## START RECORDS SUPPLIED

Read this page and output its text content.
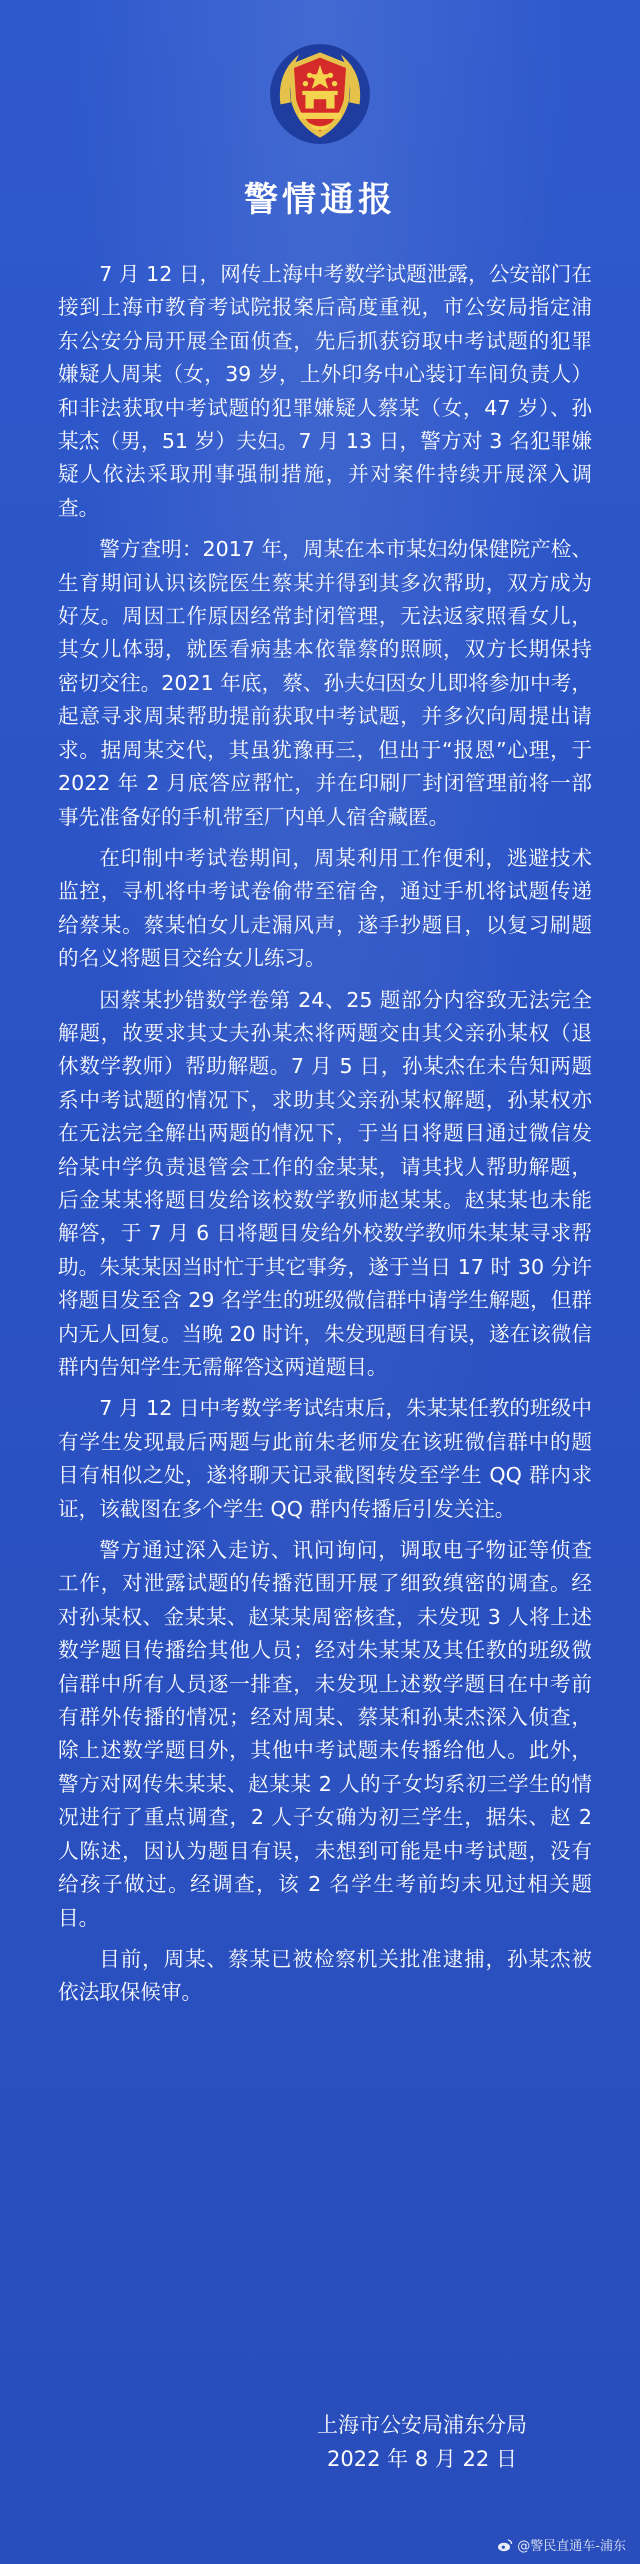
警情通报

7 月 12 日，网传上海中考数学试题泄露，公安部门在接到上海市教育考试院报案后高度重视，市公安局指定浦东公安分局开展全面侦查，先后抓获窃取中考试题的犯罪嫌疑人周某（女，39 岁，上外印务中心装订车间负责人）和非法获取中考试题的犯罪嫌疑人蔡某（女，47 岁）、孙某杰（男，51 岁）夫妇。7 月 13 日，警方对 3 名犯罪嫌疑人依法采取刑事强制措施，并对案件持续开展深入调查。

警方查明：2017 年，周某在本市某妇幼保健院产检、生育期间认识该院医生蔡某并得到其多次帮助，双方成为好友。周因工作原因经常封闭管理，无法返家照看女儿，其女儿体弱，就医看病基本依靠蔡的照顾，双方长期保持密切交往。2021 年底，蔡、孙夫妇因女儿即将参加中考，起意寻求周某帮助提前获取中考试题，并多次向周提出请求。据周某交代，其虽犹豫再三，但出于“报恩”心理，于 2022 年 2 月底答应帮忙，并在印刷厂封闭管理前将一部事先准备好的手机带至厂内单人宿舍藏匿。

在印制中考试卷期间，周某利用工作便利，逃避技术监控，寻机将中考试卷偷带至宿舍，通过手机将试题传递给蔡某。蔡某怕女儿走漏风声，遂手抄题目，以复习刷题的名义将题目交给女儿练习。

因蔡某抄错数学卷第 24、25 题部分内容致无法完全解题，故要求其丈夫孙某杰将两题交由其父亲孙某权（退休数学教师）帮助解题。7 月 5 日，孙某杰在未告知两题系中考试题的情况下，求助其父亲孙某权解题，孙某权亦在无法完全解出两题的情况下，于当日将题目通过微信发给某中学负责退管会工作的金某某，请其找人帮助解题，后金某某将题目发给该校数学教师赵某某。赵某某也未能解答，于 7 月 6 日将题目发给外校数学教师朱某某寻求帮助。朱某某因当时忙于其它事务，遂于当日 17 时 30 分许将题目发至含 29 名学生的班级微信群中请学生解题，但群内无人回复。当晚 20 时许，朱发现题目有误，遂在该微信群内告知学生无需解答这两道题目。

7 月 12 日中考数学考试结束后，朱某某任教的班级中有学生发现最后两题与此前朱老师发在该班微信群中的题目有相似之处，遂将聊天记录截图转发至学生 QQ 群内求证，该截图在多个学生 QQ 群内传播后引发关注。

警方通过深入走访、讯问询问，调取电子物证等侦查工作，对泄露试题的传播范围开展了细致缜密的调查。经对孙某权、金某某、赵某某周密核查，未发现 3 人将上述数学题目传播给其他人员；经对朱某某及其任教的班级微信群中所有人员逐一排查，未发现上述数学题目在中考前有群外传播的情况；经对周某、蔡某和孙某杰深入侦查，除上述数学题目外，其他中考试题未传播给他人。此外，警方对网传朱某某、赵某某 2 人的子女均系初三学生的情况进行了重点调查，2 人子女确为初三学生，据朱、赵 2 人陈述，因认为题目有误，未想到可能是中考试题，没有给孩子做过。经调查，该 2 名学生考前均未见过相关题目。

目前，周某、蔡某已被检察机关批准逮捕，孙某杰被依法取保候审。

上海市公安局浦东分局
2022 年 8 月 22 日
@警民直通车-浦东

## END RECORDS SUPPLIED

**REQUIRED TASK:**
Using the material above, return every line exactly as it appears, minus the pictures.

**RESULT:**
Read this page and output its text content.
警情通报

7 月 12 日，网传上海中考数学试题泄露，公安部门在接到上海市教育考试院报案后高度重视，市公安局指定浦东公安分局开展全面侦查，先后抓获窃取中考试题的犯罪嫌疑人周某（女，39 岁，上外印务中心装订车间负责人）和非法获取中考试题的犯罪嫌疑人蔡某（女，47 岁）、孙某杰（男，51 岁）夫妇。7 月 13 日，警方对 3 名犯罪嫌疑人依法采取刑事强制措施，并对案件持续开展深入调查。

警方查明：2017 年，周某在本市某妇幼保健院产检、生育期间认识该院医生蔡某并得到其多次帮助，双方成为好友。周因工作原因经常封闭管理，无法返家照看女儿，其女儿体弱，就医看病基本依靠蔡的照顾，双方长期保持密切交往。2021 年底，蔡、孙夫妇因女儿即将参加中考，起意寻求周某帮助提前获取中考试题，并多次向周提出请求。据周某交代，其虽犹豫再三，但出于“报恩”心理，于 2022 年 2 月底答应帮忙，并在印刷厂封闭管理前将一部事先准备好的手机带至厂内单人宿舍藏匿。

在印制中考试卷期间，周某利用工作便利，逃避技术监控，寻机将中考试卷偷带至宿舍，通过手机将试题传递给蔡某。蔡某怕女儿走漏风声，遂手抄题目，以复习刷题的名义将题目交给女儿练习。

因蔡某抄错数学卷第 24、25 题部分内容致无法完全解题，故要求其丈夫孙某杰将两题交由其父亲孙某权（退休数学教师）帮助解题。7 月 5 日，孙某杰在未告知两题系中考试题的情况下，求助其父亲孙某权解题，孙某权亦在无法完全解出两题的情况下，于当日将题目通过微信发给某中学负责退管会工作的金某某，请其找人帮助解题，后金某某将题目发给该校数学教师赵某某。赵某某也未能解答，于 7 月 6 日将题目发给外校数学教师朱某某寻求帮助。朱某某因当时忙于其它事务，遂于当日 17 时 30 分许将题目发至含 29 名学生的班级微信群中请学生解题，但群内无人回复。当晚 20 时许，朱发现题目有误，遂在该微信群内告知学生无需解答这两道题目。

7 月 12 日中考数学考试结束后，朱某某任教的班级中有学生发现最后两题与此前朱老师发在该班微信群中的题目有相似之处，遂将聊天记录截图转发至学生 QQ 群内求证，该截图在多个学生 QQ 群内传播后引发关注。

警方通过深入走访、讯问询问，调取电子物证等侦查工作，对泄露试题的传播范围开展了细致缜密的调查。经对孙某权、金某某、赵某某周密核查，未发现 3 人将上述数学题目传播给其他人员；经对朱某某及其任教的班级微信群中所有人员逐一排查，未发现上述数学题目在中考前有群外传播的情况；经对周某、蔡某和孙某杰深入侦查，除上述数学题目外，其他中考试题未传播给他人。此外，警方对网传朱某某、赵某某 2 人的子女均系初三学生的情况进行了重点调查，2 人子女确为初三学生，据朱、赵 2 人陈述，因认为题目有误，未想到可能是中考试题，没有给孩子做过。经调查，该 2 名学生考前均未见过相关题目。

目前，周某、蔡某已被检察机关批准逮捕，孙某杰被依法取保候审。

上海市公安局浦东分局
2022 年 8 月 22 日
@警民直通车-浦东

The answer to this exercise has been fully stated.